(Data entries)
---*---

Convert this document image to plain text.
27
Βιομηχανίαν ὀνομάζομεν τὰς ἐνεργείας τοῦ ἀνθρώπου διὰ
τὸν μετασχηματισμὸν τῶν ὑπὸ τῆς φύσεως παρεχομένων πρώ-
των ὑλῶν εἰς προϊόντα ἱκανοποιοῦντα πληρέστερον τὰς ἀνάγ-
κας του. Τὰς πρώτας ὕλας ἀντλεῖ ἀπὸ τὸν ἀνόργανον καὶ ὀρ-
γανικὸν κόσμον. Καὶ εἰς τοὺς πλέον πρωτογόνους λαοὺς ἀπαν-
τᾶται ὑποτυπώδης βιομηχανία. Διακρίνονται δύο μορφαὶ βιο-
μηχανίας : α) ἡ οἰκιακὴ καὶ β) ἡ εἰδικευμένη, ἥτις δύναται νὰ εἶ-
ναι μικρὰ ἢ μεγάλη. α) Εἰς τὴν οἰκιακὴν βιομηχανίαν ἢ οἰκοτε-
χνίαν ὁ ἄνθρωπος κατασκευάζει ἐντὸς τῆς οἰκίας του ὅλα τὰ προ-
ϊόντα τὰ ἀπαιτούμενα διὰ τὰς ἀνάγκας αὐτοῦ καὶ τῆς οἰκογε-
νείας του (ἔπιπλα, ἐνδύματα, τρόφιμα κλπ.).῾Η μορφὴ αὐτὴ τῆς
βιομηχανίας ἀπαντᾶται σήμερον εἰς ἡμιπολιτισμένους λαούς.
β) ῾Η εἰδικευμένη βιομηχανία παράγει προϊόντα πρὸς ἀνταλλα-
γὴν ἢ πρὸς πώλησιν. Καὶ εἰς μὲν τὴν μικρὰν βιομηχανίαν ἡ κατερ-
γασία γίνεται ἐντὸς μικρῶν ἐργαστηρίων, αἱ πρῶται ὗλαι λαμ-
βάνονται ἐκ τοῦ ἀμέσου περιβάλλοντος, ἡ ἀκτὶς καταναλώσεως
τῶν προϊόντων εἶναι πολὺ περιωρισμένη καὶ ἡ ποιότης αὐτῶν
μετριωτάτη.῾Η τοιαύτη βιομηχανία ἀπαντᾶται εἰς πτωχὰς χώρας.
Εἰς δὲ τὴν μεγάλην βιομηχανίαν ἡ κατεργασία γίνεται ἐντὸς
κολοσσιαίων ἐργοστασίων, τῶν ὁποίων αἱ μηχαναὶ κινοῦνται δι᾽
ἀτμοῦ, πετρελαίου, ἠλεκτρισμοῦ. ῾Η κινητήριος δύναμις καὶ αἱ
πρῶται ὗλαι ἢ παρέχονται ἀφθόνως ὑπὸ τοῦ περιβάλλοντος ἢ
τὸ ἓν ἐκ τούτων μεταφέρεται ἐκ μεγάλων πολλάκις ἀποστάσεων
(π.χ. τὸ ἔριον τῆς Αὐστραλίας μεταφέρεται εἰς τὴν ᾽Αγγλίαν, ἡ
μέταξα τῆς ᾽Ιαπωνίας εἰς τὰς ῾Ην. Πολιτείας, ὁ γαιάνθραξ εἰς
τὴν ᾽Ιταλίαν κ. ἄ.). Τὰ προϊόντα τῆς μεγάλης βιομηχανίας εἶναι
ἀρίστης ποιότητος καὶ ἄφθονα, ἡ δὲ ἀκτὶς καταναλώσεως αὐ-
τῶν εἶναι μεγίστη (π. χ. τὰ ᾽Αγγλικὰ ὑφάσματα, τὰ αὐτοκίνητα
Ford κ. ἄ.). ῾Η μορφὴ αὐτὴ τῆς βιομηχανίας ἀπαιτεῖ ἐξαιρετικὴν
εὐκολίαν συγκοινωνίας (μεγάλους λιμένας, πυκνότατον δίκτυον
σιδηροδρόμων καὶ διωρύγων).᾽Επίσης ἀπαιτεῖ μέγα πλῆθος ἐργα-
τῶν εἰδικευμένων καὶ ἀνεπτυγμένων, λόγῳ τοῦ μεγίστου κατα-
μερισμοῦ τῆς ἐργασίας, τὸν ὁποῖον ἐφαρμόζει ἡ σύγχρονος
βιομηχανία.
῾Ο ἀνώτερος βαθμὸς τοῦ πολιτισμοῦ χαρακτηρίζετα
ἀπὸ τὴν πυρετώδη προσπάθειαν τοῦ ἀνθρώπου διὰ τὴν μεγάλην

---*---

→ **Job**
Restate the listing above word for word.

→ **Answer to the problem**
Convert this document image to plain text.
27
Βιομηχανίαν ὀνομάζομεν τὰς ἐνεργείας τοῦ ἀνθρώπου διὰ
τὸν μετασχηματισμὸν τῶν ὑπὸ τῆς φύσεως παρεχομένων πρώ-
των ὑλῶν εἰς προϊόντα ἱκανοποιοῦντα πληρέστερον τὰς ἀνάγ-
κας του. Τὰς πρώτας ὕλας ἀντλεῖ ἀπὸ τὸν ἀνόργανον καὶ ὀρ-
γανικὸν κόσμον. Καὶ εἰς τοὺς πλέον πρωτογόνους λαοὺς ἀπαν-
τᾶται ὑποτυπώδης βιομηχανία. Διακρίνονται δύο μορφαὶ βιο-
μηχανίας : α) ἡ οἰκιακὴ καὶ β) ἡ εἰδικευμένη, ἥτις δύναται νὰ εἶ-
ναι μικρὰ ἢ μεγάλη. α) Εἰς τὴν οἰκιακὴν βιομηχανίαν ἢ οἰκοτε-
χνίαν ὁ ἄνθρωπος κατασκευάζει ἐντὸς τῆς οἰκίας του ὅλα τὰ προ-
ϊόντα τὰ ἀπαιτούμενα διὰ τὰς ἀνάγκας αὐτοῦ καὶ τῆς οἰκογε-
νείας του (ἔπιπλα, ἐνδύματα, τρόφιμα κλπ.).῾Η μορφὴ αὐτὴ τῆς
βιομηχανίας ἀπαντᾶται σήμερον εἰς ἡμιπολιτισμένους λαούς.
β) ῾Η εἰδικευμένη βιομηχανία παράγει προϊόντα πρὸς ἀνταλλα-
γὴν ἢ πρὸς πώλησιν. Καὶ εἰς μὲν τὴν μικρὰν βιομηχανίαν ἡ κατερ-
γασία γίνεται ἐντὸς μικρῶν ἐργαστηρίων, αἱ πρῶται ὗλαι λαμ-
βάνονται ἐκ τοῦ ἀμέσου περιβάλλοντος, ἡ ἀκτὶς καταναλώσεως
τῶν προϊόντων εἶναι πολὺ περιωρισμένη καὶ ἡ ποιότης αὐτῶν
μετριωτάτη.῾Η τοιαύτη βιομηχανία ἀπαντᾶται εἰς πτωχὰς χώρας.
Εἰς δὲ τὴν μεγάλην βιομηχανίαν ἡ κατεργασία γίνεται ἐντὸς
κολοσσιαίων ἐργοστασίων, τῶν ὁποίων αἱ μηχαναὶ κινοῦνται δι᾽
ἀτμοῦ, πετρελαίου, ἠλεκτρισμοῦ. ῾Η κινητήριος δύναμις καὶ αἱ
πρῶται ὗλαι ἢ παρέχονται ἀφθόνως ὑπὸ τοῦ περιβάλλοντος ἢ
τὸ ἓν ἐκ τούτων μεταφέρεται ἐκ μεγάλων πολλάκις ἀποστάσεων
(π.χ. τὸ ἔριον τῆς Αὐστραλίας μεταφέρεται εἰς τὴν ᾽Αγγλίαν, ἡ
μέταξα τῆς ᾽Ιαπωνίας εἰς τὰς ῾Ην. Πολιτείας, ὁ γαιάνθραξ εἰς
τὴν ᾽Ιταλίαν κ. ἄ.). Τὰ προϊόντα τῆς μεγάλης βιομηχανίας εἶναι
ἀρίστης ποιότητος καὶ ἄφθονα, ἡ δὲ ἀκτὶς καταναλώσεως αὐ-
τῶν εἶναι μεγίστη (π. χ. τὰ ᾽Αγγλικὰ ὑφάσματα, τὰ αὐτοκίνητα
Ford κ. ἄ.). ῾Η μορφὴ αὐτὴ τῆς βιομηχανίας ἀπαιτεῖ ἐξαιρετικὴν
εὐκολίαν συγκοινωνίας (μεγάλους λιμένας, πυκνότατον δίκτυον
σιδηροδρόμων καὶ διωρύγων).᾽Επίσης ἀπαιτεῖ μέγα πλῆθος ἐργα-
τῶν εἰδικευμένων καὶ ἀνεπτυγμένων, λόγῳ τοῦ μεγίστου κατα-
μερισμοῦ τῆς ἐργασίας, τὸν ὁποῖον ἐφαρμόζει ἡ σύγχρονος
βιομηχανία.
῾Ο ἀνώτερος βαθμὸς τοῦ πολιτισμοῦ χαρακτηρίζετα
ἀπὸ τὴν πυρετώδη προσπάθειαν τοῦ ἀνθρώπου διὰ τὴν μεγάλην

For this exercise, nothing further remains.